# Exercise prompt:
Make an exact copy of the records, dropping all pictures.

# The data:

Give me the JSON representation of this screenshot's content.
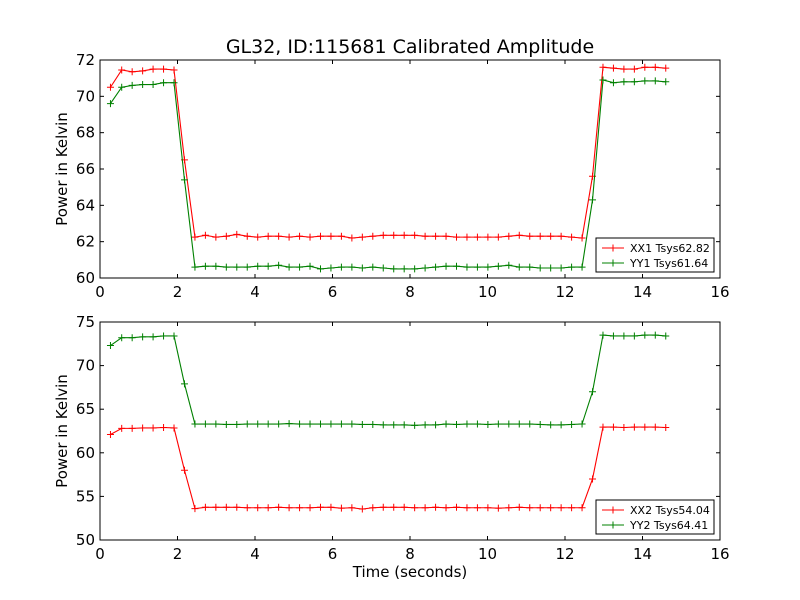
{
  "figure": {
    "title": "GL32, ID:115681 Calibrated Amplitude"
  },
  "colors": {
    "xx": "#ff0000",
    "yy": "#008000",
    "axis": "#000000",
    "background": "#ffffff"
  },
  "chart_data": [
    {
      "type": "line",
      "title": "GL32, ID:115681 Calibrated Amplitude",
      "xlabel": "",
      "ylabel": "Power in Kelvin",
      "xlim": [
        0,
        16
      ],
      "ylim": [
        60,
        72
      ],
      "xticks": [
        0,
        2,
        4,
        6,
        8,
        10,
        12,
        14,
        16
      ],
      "yticks": [
        60,
        62,
        64,
        66,
        68,
        70,
        72
      ],
      "grid": false,
      "legend_position": "lower-right",
      "marker": "plus",
      "series": [
        {
          "name": "XX1 Tsys62.82",
          "color": "#ff0000",
          "x": [
            0.27,
            0.56,
            0.83,
            1.1,
            1.37,
            1.64,
            1.91,
            2.18,
            2.45,
            2.72,
            2.99,
            3.26,
            3.53,
            3.8,
            4.07,
            4.34,
            4.61,
            4.88,
            5.15,
            5.42,
            5.69,
            5.96,
            6.23,
            6.5,
            6.77,
            7.04,
            7.31,
            7.58,
            7.85,
            8.12,
            8.39,
            8.66,
            8.93,
            9.2,
            9.47,
            9.74,
            10.01,
            10.28,
            10.55,
            10.82,
            11.09,
            11.36,
            11.63,
            11.9,
            12.17,
            12.44,
            12.71,
            12.98,
            13.25,
            13.52,
            13.79,
            14.06,
            14.33,
            14.6
          ],
          "y": [
            70.5,
            71.45,
            71.35,
            71.4,
            71.5,
            71.5,
            71.45,
            66.5,
            62.25,
            62.35,
            62.25,
            62.3,
            62.4,
            62.3,
            62.25,
            62.3,
            62.3,
            62.25,
            62.3,
            62.25,
            62.3,
            62.3,
            62.3,
            62.2,
            62.25,
            62.3,
            62.35,
            62.35,
            62.35,
            62.35,
            62.3,
            62.3,
            62.3,
            62.25,
            62.25,
            62.25,
            62.25,
            62.25,
            62.3,
            62.35,
            62.3,
            62.3,
            62.3,
            62.3,
            62.25,
            62.2,
            65.6,
            71.6,
            71.55,
            71.5,
            71.5,
            71.6,
            71.6,
            71.55
          ]
        },
        {
          "name": "YY1 Tsys61.64",
          "color": "#008000",
          "x": [
            0.27,
            0.56,
            0.83,
            1.1,
            1.37,
            1.64,
            1.91,
            2.18,
            2.45,
            2.72,
            2.99,
            3.26,
            3.53,
            3.8,
            4.07,
            4.34,
            4.61,
            4.88,
            5.15,
            5.42,
            5.69,
            5.96,
            6.23,
            6.5,
            6.77,
            7.04,
            7.31,
            7.58,
            7.85,
            8.12,
            8.39,
            8.66,
            8.93,
            9.2,
            9.47,
            9.74,
            10.01,
            10.28,
            10.55,
            10.82,
            11.09,
            11.36,
            11.63,
            11.9,
            12.17,
            12.44,
            12.71,
            12.98,
            13.25,
            13.52,
            13.79,
            14.06,
            14.33,
            14.6
          ],
          "y": [
            69.6,
            70.5,
            70.6,
            70.65,
            70.65,
            70.75,
            70.75,
            65.4,
            60.6,
            60.65,
            60.65,
            60.6,
            60.6,
            60.6,
            60.65,
            60.65,
            60.7,
            60.6,
            60.6,
            60.65,
            60.5,
            60.55,
            60.6,
            60.6,
            60.55,
            60.6,
            60.55,
            60.5,
            60.5,
            60.5,
            60.55,
            60.6,
            60.65,
            60.65,
            60.6,
            60.6,
            60.6,
            60.65,
            60.7,
            60.6,
            60.6,
            60.55,
            60.55,
            60.55,
            60.6,
            60.6,
            64.3,
            70.9,
            70.75,
            70.8,
            70.8,
            70.85,
            70.85,
            70.8
          ]
        }
      ]
    },
    {
      "type": "line",
      "title": "",
      "xlabel": "Time (seconds)",
      "ylabel": "Power in Kelvin",
      "xlim": [
        0,
        16
      ],
      "ylim": [
        50,
        75
      ],
      "xticks": [
        0,
        2,
        4,
        6,
        8,
        10,
        12,
        14,
        16
      ],
      "yticks": [
        50,
        55,
        60,
        65,
        70,
        75
      ],
      "grid": false,
      "legend_position": "lower-right",
      "marker": "plus",
      "series": [
        {
          "name": "XX2 Tsys54.04",
          "color": "#ff0000",
          "x": [
            0.27,
            0.56,
            0.83,
            1.1,
            1.37,
            1.64,
            1.91,
            2.18,
            2.45,
            2.72,
            2.99,
            3.26,
            3.53,
            3.8,
            4.07,
            4.34,
            4.61,
            4.88,
            5.15,
            5.42,
            5.69,
            5.96,
            6.23,
            6.5,
            6.77,
            7.04,
            7.31,
            7.58,
            7.85,
            8.12,
            8.39,
            8.66,
            8.93,
            9.2,
            9.47,
            9.74,
            10.01,
            10.28,
            10.55,
            10.82,
            11.09,
            11.36,
            11.63,
            11.9,
            12.17,
            12.44,
            12.71,
            12.98,
            13.25,
            13.52,
            13.79,
            14.06,
            14.33,
            14.6
          ],
          "y": [
            62.1,
            62.8,
            62.8,
            62.85,
            62.85,
            62.9,
            62.85,
            58.0,
            53.6,
            53.75,
            53.75,
            53.75,
            53.75,
            53.7,
            53.7,
            53.7,
            53.75,
            53.7,
            53.7,
            53.7,
            53.75,
            53.75,
            53.65,
            53.7,
            53.55,
            53.7,
            53.75,
            53.75,
            53.75,
            53.7,
            53.7,
            53.75,
            53.7,
            53.75,
            53.7,
            53.7,
            53.7,
            53.65,
            53.7,
            53.75,
            53.7,
            53.7,
            53.7,
            53.7,
            53.7,
            53.7,
            57.0,
            62.95,
            62.95,
            62.9,
            62.95,
            62.95,
            62.95,
            62.9
          ]
        },
        {
          "name": "YY2 Tsys64.41",
          "color": "#008000",
          "x": [
            0.27,
            0.56,
            0.83,
            1.1,
            1.37,
            1.64,
            1.91,
            2.18,
            2.45,
            2.72,
            2.99,
            3.26,
            3.53,
            3.8,
            4.07,
            4.34,
            4.61,
            4.88,
            5.15,
            5.42,
            5.69,
            5.96,
            6.23,
            6.5,
            6.77,
            7.04,
            7.31,
            7.58,
            7.85,
            8.12,
            8.39,
            8.66,
            8.93,
            9.2,
            9.47,
            9.74,
            10.01,
            10.28,
            10.55,
            10.82,
            11.09,
            11.36,
            11.63,
            11.9,
            12.17,
            12.44,
            12.71,
            12.98,
            13.25,
            13.52,
            13.79,
            14.06,
            14.33,
            14.6
          ],
          "y": [
            72.3,
            73.2,
            73.2,
            73.3,
            73.3,
            73.4,
            73.4,
            67.9,
            63.3,
            63.3,
            63.3,
            63.25,
            63.25,
            63.3,
            63.3,
            63.3,
            63.3,
            63.35,
            63.3,
            63.3,
            63.3,
            63.3,
            63.3,
            63.3,
            63.25,
            63.25,
            63.2,
            63.2,
            63.2,
            63.15,
            63.2,
            63.2,
            63.3,
            63.25,
            63.3,
            63.3,
            63.25,
            63.3,
            63.3,
            63.3,
            63.3,
            63.25,
            63.2,
            63.2,
            63.25,
            63.3,
            67.0,
            73.5,
            73.4,
            73.4,
            73.4,
            73.5,
            73.5,
            73.4
          ]
        }
      ]
    }
  ]
}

# Exercise solution:
Give me the JSON representation of this screenshot's content.
{
  "figure": {
    "title": "GL32, ID:115681 Calibrated Amplitude"
  },
  "colors": {
    "xx": "#ff0000",
    "yy": "#008000",
    "axis": "#000000",
    "background": "#ffffff"
  },
  "chart_data": [
    {
      "type": "line",
      "title": "GL32, ID:115681 Calibrated Amplitude",
      "xlabel": "",
      "ylabel": "Power in Kelvin",
      "xlim": [
        0,
        16
      ],
      "ylim": [
        60,
        72
      ],
      "xticks": [
        0,
        2,
        4,
        6,
        8,
        10,
        12,
        14,
        16
      ],
      "yticks": [
        60,
        62,
        64,
        66,
        68,
        70,
        72
      ],
      "grid": false,
      "legend_position": "lower-right",
      "marker": "plus",
      "series": [
        {
          "name": "XX1 Tsys62.82",
          "color": "#ff0000",
          "x": [
            0.27,
            0.56,
            0.83,
            1.1,
            1.37,
            1.64,
            1.91,
            2.18,
            2.45,
            2.72,
            2.99,
            3.26,
            3.53,
            3.8,
            4.07,
            4.34,
            4.61,
            4.88,
            5.15,
            5.42,
            5.69,
            5.96,
            6.23,
            6.5,
            6.77,
            7.04,
            7.31,
            7.58,
            7.85,
            8.12,
            8.39,
            8.66,
            8.93,
            9.2,
            9.47,
            9.74,
            10.01,
            10.28,
            10.55,
            10.82,
            11.09,
            11.36,
            11.63,
            11.9,
            12.17,
            12.44,
            12.71,
            12.98,
            13.25,
            13.52,
            13.79,
            14.06,
            14.33,
            14.6
          ],
          "y": [
            70.5,
            71.45,
            71.35,
            71.4,
            71.5,
            71.5,
            71.45,
            66.5,
            62.25,
            62.35,
            62.25,
            62.3,
            62.4,
            62.3,
            62.25,
            62.3,
            62.3,
            62.25,
            62.3,
            62.25,
            62.3,
            62.3,
            62.3,
            62.2,
            62.25,
            62.3,
            62.35,
            62.35,
            62.35,
            62.35,
            62.3,
            62.3,
            62.3,
            62.25,
            62.25,
            62.25,
            62.25,
            62.25,
            62.3,
            62.35,
            62.3,
            62.3,
            62.3,
            62.3,
            62.25,
            62.2,
            65.6,
            71.6,
            71.55,
            71.5,
            71.5,
            71.6,
            71.6,
            71.55
          ]
        },
        {
          "name": "YY1 Tsys61.64",
          "color": "#008000",
          "x": [
            0.27,
            0.56,
            0.83,
            1.1,
            1.37,
            1.64,
            1.91,
            2.18,
            2.45,
            2.72,
            2.99,
            3.26,
            3.53,
            3.8,
            4.07,
            4.34,
            4.61,
            4.88,
            5.15,
            5.42,
            5.69,
            5.96,
            6.23,
            6.5,
            6.77,
            7.04,
            7.31,
            7.58,
            7.85,
            8.12,
            8.39,
            8.66,
            8.93,
            9.2,
            9.47,
            9.74,
            10.01,
            10.28,
            10.55,
            10.82,
            11.09,
            11.36,
            11.63,
            11.9,
            12.17,
            12.44,
            12.71,
            12.98,
            13.25,
            13.52,
            13.79,
            14.06,
            14.33,
            14.6
          ],
          "y": [
            69.6,
            70.5,
            70.6,
            70.65,
            70.65,
            70.75,
            70.75,
            65.4,
            60.6,
            60.65,
            60.65,
            60.6,
            60.6,
            60.6,
            60.65,
            60.65,
            60.7,
            60.6,
            60.6,
            60.65,
            60.5,
            60.55,
            60.6,
            60.6,
            60.55,
            60.6,
            60.55,
            60.5,
            60.5,
            60.5,
            60.55,
            60.6,
            60.65,
            60.65,
            60.6,
            60.6,
            60.6,
            60.65,
            60.7,
            60.6,
            60.6,
            60.55,
            60.55,
            60.55,
            60.6,
            60.6,
            64.3,
            70.9,
            70.75,
            70.8,
            70.8,
            70.85,
            70.85,
            70.8
          ]
        }
      ]
    },
    {
      "type": "line",
      "title": "",
      "xlabel": "Time (seconds)",
      "ylabel": "Power in Kelvin",
      "xlim": [
        0,
        16
      ],
      "ylim": [
        50,
        75
      ],
      "xticks": [
        0,
        2,
        4,
        6,
        8,
        10,
        12,
        14,
        16
      ],
      "yticks": [
        50,
        55,
        60,
        65,
        70,
        75
      ],
      "grid": false,
      "legend_position": "lower-right",
      "marker": "plus",
      "series": [
        {
          "name": "XX2 Tsys54.04",
          "color": "#ff0000",
          "x": [
            0.27,
            0.56,
            0.83,
            1.1,
            1.37,
            1.64,
            1.91,
            2.18,
            2.45,
            2.72,
            2.99,
            3.26,
            3.53,
            3.8,
            4.07,
            4.34,
            4.61,
            4.88,
            5.15,
            5.42,
            5.69,
            5.96,
            6.23,
            6.5,
            6.77,
            7.04,
            7.31,
            7.58,
            7.85,
            8.12,
            8.39,
            8.66,
            8.93,
            9.2,
            9.47,
            9.74,
            10.01,
            10.28,
            10.55,
            10.82,
            11.09,
            11.36,
            11.63,
            11.9,
            12.17,
            12.44,
            12.71,
            12.98,
            13.25,
            13.52,
            13.79,
            14.06,
            14.33,
            14.6
          ],
          "y": [
            62.1,
            62.8,
            62.8,
            62.85,
            62.85,
            62.9,
            62.85,
            58.0,
            53.6,
            53.75,
            53.75,
            53.75,
            53.75,
            53.7,
            53.7,
            53.7,
            53.75,
            53.7,
            53.7,
            53.7,
            53.75,
            53.75,
            53.65,
            53.7,
            53.55,
            53.7,
            53.75,
            53.75,
            53.75,
            53.7,
            53.7,
            53.75,
            53.7,
            53.75,
            53.7,
            53.7,
            53.7,
            53.65,
            53.7,
            53.75,
            53.7,
            53.7,
            53.7,
            53.7,
            53.7,
            53.7,
            57.0,
            62.95,
            62.95,
            62.9,
            62.95,
            62.95,
            62.95,
            62.9
          ]
        },
        {
          "name": "YY2 Tsys64.41",
          "color": "#008000",
          "x": [
            0.27,
            0.56,
            0.83,
            1.1,
            1.37,
            1.64,
            1.91,
            2.18,
            2.45,
            2.72,
            2.99,
            3.26,
            3.53,
            3.8,
            4.07,
            4.34,
            4.61,
            4.88,
            5.15,
            5.42,
            5.69,
            5.96,
            6.23,
            6.5,
            6.77,
            7.04,
            7.31,
            7.58,
            7.85,
            8.12,
            8.39,
            8.66,
            8.93,
            9.2,
            9.47,
            9.74,
            10.01,
            10.28,
            10.55,
            10.82,
            11.09,
            11.36,
            11.63,
            11.9,
            12.17,
            12.44,
            12.71,
            12.98,
            13.25,
            13.52,
            13.79,
            14.06,
            14.33,
            14.6
          ],
          "y": [
            72.3,
            73.2,
            73.2,
            73.3,
            73.3,
            73.4,
            73.4,
            67.9,
            63.3,
            63.3,
            63.3,
            63.25,
            63.25,
            63.3,
            63.3,
            63.3,
            63.3,
            63.35,
            63.3,
            63.3,
            63.3,
            63.3,
            63.3,
            63.3,
            63.25,
            63.25,
            63.2,
            63.2,
            63.2,
            63.15,
            63.2,
            63.2,
            63.3,
            63.25,
            63.3,
            63.3,
            63.25,
            63.3,
            63.3,
            63.3,
            63.3,
            63.25,
            63.2,
            63.2,
            63.25,
            63.3,
            67.0,
            73.5,
            73.4,
            73.4,
            73.4,
            73.5,
            73.5,
            73.4
          ]
        }
      ]
    }
  ]
}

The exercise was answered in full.